ACTIONS TO TAKE:
(a) In the passage on security analytics, what two broad categories of analytics solutions does the text describe?
(b) Write the next part of the passage on security analytics, picking up after its final sentence.

Analytics continues to be one of the hot buzz words in the information security space, with many users and vendors focusing efforts on the increased intelligence required to effectively defend against advanced threats that are leveraging various attack techniques and vectors. That said, analytics means many different things and can yield many different results.
For this reason we see the coming bifurcation of analytics in information security, breaking solutions into two fairly broad categories – network/system data (or content-aware) analytics and user/activity-oriented (context-aware) analytics. The latter is a new category that allows organizations to evaluate events in the context of users and their actions in relation to the overall use of sensitive information, security posture, and normal behaviors.
The complaint we hear the most from security technology and business professionals, across enterprises, is that it is too difficult for them to distinguish and separate legitimate from malicious activity.
Nowhere is this more apparent than in the area of ‘security for information' and in particular the data loss prevention (DLP) market where current content-aware DLP solutions treat the symptom, but not the cause of data breaches. To get to the root of an attack, security professionals need to be able to identify risks and potential security events based on employee activities and patterns of behavior. This empowers security teams to quickly pinpoint and even prevent potential issues, without impacting employee productivity and without having to pour over millions of incidents and events, one at a time.
Take the recent damage the United States government agencies have suffered from classified documents made public by insiders and add to that the fact that once an external attack breaches the network perimeter it becomes an insider, and you can see how this is a far-reaching problem that keeps many government agencies, large financial institutions, healthcare providers, and IP-rich organizations up at night.

RECORDS:
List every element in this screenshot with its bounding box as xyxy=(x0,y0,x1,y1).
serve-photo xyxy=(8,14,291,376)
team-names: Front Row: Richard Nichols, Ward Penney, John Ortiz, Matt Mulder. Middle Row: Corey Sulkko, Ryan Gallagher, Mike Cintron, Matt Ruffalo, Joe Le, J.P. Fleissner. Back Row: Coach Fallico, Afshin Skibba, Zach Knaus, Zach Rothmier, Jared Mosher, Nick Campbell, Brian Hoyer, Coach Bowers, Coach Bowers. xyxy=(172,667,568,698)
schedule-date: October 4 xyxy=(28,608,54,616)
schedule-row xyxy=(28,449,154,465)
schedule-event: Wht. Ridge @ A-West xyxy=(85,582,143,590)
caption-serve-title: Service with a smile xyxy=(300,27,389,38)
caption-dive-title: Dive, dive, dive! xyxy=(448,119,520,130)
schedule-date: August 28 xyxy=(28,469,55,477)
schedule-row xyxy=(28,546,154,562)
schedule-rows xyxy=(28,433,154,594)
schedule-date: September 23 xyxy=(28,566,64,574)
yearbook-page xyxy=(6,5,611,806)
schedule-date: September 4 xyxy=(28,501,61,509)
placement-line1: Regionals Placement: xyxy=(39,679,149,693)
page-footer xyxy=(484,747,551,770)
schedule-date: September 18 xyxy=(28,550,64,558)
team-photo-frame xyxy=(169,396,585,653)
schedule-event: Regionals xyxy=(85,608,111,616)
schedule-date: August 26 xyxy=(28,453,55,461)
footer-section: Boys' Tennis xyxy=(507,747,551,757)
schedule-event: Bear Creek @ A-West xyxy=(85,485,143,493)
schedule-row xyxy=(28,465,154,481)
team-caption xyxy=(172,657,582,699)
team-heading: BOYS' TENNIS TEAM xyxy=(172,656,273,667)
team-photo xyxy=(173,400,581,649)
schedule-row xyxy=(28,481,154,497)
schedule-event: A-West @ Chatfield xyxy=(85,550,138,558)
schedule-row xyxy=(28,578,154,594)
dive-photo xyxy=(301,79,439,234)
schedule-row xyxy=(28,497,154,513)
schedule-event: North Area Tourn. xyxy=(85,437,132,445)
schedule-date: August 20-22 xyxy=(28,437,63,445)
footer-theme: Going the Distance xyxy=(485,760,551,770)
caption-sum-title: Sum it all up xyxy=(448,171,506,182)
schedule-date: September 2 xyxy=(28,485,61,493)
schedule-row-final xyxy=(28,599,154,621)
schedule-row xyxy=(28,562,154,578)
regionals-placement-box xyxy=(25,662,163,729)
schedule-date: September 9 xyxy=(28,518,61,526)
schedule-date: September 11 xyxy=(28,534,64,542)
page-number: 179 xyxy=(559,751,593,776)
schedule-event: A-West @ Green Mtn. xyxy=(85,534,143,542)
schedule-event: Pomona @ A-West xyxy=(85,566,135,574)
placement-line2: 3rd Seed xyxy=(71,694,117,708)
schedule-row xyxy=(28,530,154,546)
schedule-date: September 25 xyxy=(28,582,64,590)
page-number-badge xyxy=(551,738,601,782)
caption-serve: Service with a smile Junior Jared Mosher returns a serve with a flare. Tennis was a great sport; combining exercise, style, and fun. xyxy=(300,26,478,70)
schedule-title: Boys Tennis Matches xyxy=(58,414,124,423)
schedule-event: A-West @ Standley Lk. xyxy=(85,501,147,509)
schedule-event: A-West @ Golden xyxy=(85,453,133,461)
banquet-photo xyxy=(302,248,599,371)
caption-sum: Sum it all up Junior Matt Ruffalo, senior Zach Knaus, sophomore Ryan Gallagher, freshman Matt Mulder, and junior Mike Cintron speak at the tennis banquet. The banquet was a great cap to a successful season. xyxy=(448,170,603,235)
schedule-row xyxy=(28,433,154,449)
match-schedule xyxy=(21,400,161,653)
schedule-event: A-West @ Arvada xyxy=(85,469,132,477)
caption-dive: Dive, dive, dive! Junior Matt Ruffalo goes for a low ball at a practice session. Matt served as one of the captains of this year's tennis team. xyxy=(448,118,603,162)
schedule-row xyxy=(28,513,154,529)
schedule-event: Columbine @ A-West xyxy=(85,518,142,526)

SOLVED PROBLEMS:
(a) Network/system data (content-aware) analytics and user/activity-oriented (context-aware) analytics.

(b)
In the wake of the Bradley Manning and Edward Snowden scandals, behavior monitoring becomes more and more critical for both government agencies and large organizations. Is the answer to monitor detailed activities and interactions of millions of insiders? As expert James Bamford explains: “The problem is the bigger you build the haystack, the harder it is to find the needle.” This is why you need to take a metadata based context-aware approach that allows you to isolate meaningful deviations from normal behavior. Without the proper context, the critical deviations are missed. With limited resources and the management of ever-increasing data sets, organizations cannot afford to overlook the power of applying context-aware analytics to safeguard their sensitive information.This does not mean that DLP solutions are falling down on the job; they actually provide great value. However, companies cannot afford to have their IT teams sorting through information on a case-by-case basis while insiders access sensitive corporate and customer data. Adding context to content-aware DLP solutions enables IT teams to focus on what's important: isolating, identifying and mitigating malicious insider threats.
By understanding user behavior, organizations can determine their real risk exposure, evaluate insider threats, and reduce false positives that often plague content-aware security solutions and in the process render them ineffective.With real-time context about users and their behavior throughout an incident workflow instead of after the fact, when it's too late, these organizations can act smarter and faster, often before a breach actually occurs. This affects executives, senior management, and security professionals, since they are all responsible for decisions that involve the risk to an organization, which is sure to include the mitigation of risks to its sensitive information.